→ PROMPT
Write out the part of the KANs passage that begins with the words containing "All operations in" and ends with "certain function forms.".
Start READING PASSAGE
KANs parameterize each one-dimensional function in Expression (31) using B-spline curves. A KANs layer with

n_{i n}

-dimensional input and

n_{o u t}

-dimensional output can be defined as a univariate function matrix:

Φ = \{ϕ_{q, p}\}, p = 1, 2, \dots, n_{i n}, q = 1, 2 \dots, n_{o u t}

(32)

where the function

φ_{q, p}

has trainable parameters.

Expression (31) can be represented as a simple combination of two KANs layers. However, KANs are not restricted to this structure. Similar to multi-layer perceptrons (MLPs), KANs can also expand the width and depth of their network. Given an input vector x, the output of KANs is:

K A N (x) = (Φ_{L - 1} \circ Φ_{L - 2} \circ \dots \circ Φ_{1} \circ Φ_{0}) x

(33)

All operations in the process are differentiable, allowing us to train KANs via backpropagation.

Traditional MLPs use fixed activation functions at the nodes, while KANs employ learnable activation functions at the edges. Each activation function in KANs is a univariate function parameterized by a spline curve, further improving the ability to approximate complex functions. These characteristics of KANs make their structure more intuitive and interpretable. The activation functions of KANs can be visually represented by spline curves, allowing researchers to interact with the model during simplification and optimization to modify or constrain certain function forms.
End READING PASSAGE
Start LISTING
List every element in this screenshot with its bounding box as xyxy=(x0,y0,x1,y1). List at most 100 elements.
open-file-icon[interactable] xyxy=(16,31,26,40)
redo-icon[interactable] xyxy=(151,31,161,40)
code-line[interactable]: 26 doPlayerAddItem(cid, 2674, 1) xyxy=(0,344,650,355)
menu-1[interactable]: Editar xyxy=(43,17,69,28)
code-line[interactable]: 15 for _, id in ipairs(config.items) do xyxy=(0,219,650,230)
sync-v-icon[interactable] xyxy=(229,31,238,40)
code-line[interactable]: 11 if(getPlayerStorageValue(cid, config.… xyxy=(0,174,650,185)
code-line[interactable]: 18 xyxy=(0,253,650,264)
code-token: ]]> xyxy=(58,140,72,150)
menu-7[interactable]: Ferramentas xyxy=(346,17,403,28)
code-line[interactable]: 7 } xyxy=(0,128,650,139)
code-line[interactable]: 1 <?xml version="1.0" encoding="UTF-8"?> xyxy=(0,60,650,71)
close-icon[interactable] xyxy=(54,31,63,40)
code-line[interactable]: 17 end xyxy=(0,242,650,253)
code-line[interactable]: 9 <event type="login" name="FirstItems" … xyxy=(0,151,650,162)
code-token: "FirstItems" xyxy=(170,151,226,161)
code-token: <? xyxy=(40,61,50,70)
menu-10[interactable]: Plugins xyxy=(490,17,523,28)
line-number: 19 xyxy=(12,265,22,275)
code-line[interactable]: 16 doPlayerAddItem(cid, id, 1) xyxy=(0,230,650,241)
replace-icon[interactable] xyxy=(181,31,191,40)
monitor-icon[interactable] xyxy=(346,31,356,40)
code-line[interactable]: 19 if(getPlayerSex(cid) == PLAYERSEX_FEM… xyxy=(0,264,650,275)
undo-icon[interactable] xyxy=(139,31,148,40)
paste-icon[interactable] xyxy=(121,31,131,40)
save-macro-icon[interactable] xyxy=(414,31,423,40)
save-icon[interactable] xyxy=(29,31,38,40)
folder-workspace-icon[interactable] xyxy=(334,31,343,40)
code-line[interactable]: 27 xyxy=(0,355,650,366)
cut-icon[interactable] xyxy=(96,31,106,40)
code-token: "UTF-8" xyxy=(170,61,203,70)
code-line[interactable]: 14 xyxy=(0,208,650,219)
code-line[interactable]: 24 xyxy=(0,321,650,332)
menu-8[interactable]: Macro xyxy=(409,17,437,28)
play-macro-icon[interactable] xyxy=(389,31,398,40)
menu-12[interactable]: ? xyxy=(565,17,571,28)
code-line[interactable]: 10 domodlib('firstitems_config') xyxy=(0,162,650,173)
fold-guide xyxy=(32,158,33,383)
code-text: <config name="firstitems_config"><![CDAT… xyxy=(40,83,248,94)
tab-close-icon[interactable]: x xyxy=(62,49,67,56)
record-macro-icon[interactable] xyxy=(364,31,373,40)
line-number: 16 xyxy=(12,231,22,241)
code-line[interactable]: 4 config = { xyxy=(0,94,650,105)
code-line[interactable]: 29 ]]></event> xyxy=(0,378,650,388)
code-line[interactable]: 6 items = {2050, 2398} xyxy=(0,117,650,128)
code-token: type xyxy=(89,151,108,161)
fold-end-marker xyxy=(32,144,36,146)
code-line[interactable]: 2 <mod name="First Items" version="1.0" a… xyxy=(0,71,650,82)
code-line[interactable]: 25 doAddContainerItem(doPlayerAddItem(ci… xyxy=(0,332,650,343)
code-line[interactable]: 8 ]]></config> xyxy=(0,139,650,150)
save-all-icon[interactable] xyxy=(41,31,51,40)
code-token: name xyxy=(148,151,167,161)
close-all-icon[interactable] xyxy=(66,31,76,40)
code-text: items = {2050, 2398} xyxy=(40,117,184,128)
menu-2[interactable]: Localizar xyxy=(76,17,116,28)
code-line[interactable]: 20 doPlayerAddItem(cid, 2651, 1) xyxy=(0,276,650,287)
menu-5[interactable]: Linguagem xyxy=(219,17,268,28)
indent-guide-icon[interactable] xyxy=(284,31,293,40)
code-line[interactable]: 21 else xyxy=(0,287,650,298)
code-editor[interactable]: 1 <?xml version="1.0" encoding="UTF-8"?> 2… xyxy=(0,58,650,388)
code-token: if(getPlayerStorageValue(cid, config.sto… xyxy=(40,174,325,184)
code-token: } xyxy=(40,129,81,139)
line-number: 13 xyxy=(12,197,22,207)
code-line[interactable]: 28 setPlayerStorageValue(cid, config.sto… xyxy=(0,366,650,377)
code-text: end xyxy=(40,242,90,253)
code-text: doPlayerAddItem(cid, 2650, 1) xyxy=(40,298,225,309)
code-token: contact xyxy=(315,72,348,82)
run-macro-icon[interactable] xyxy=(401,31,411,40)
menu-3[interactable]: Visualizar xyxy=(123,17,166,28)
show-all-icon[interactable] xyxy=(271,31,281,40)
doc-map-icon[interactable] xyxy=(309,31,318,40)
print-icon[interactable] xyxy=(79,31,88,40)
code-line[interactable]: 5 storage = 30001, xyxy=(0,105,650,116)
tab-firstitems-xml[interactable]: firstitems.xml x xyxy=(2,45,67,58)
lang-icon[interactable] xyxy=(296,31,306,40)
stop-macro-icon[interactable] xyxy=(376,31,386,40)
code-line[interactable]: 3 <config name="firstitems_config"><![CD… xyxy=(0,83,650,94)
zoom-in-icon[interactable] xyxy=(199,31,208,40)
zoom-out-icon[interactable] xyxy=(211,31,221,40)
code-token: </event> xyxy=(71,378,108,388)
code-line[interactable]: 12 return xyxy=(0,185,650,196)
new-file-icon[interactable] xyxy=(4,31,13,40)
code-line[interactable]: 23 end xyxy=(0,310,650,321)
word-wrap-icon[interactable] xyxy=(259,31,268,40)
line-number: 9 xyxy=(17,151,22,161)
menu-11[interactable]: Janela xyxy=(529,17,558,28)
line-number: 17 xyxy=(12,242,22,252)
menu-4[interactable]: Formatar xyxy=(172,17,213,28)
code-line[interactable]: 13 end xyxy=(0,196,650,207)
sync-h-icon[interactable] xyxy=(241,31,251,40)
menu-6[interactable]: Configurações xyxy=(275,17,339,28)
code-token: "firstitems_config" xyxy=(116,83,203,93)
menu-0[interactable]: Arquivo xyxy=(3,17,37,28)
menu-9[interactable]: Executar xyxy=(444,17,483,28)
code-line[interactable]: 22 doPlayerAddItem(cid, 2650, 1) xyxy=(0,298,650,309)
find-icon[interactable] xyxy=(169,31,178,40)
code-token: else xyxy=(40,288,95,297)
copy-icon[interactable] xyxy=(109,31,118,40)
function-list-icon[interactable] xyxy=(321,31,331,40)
End LISTING
→ FULL OUTPUT
All operations in the process are differentiable, allowing us to train KANs via backpropagation.

Traditional MLPs use fixed activation functions at the nodes, while KANs employ learnable activation functions at the edges. Each activation function in KANs is a univariate function parameterized by a spline curve, further improving the ability to approximate complex functions. These characteristics of KANs make their structure more intuitive and interpretable. The activation functions of KANs can be visually represented by spline curves, allowing researchers to interact with the model during simplification and optimization to modify or constrain certain function forms.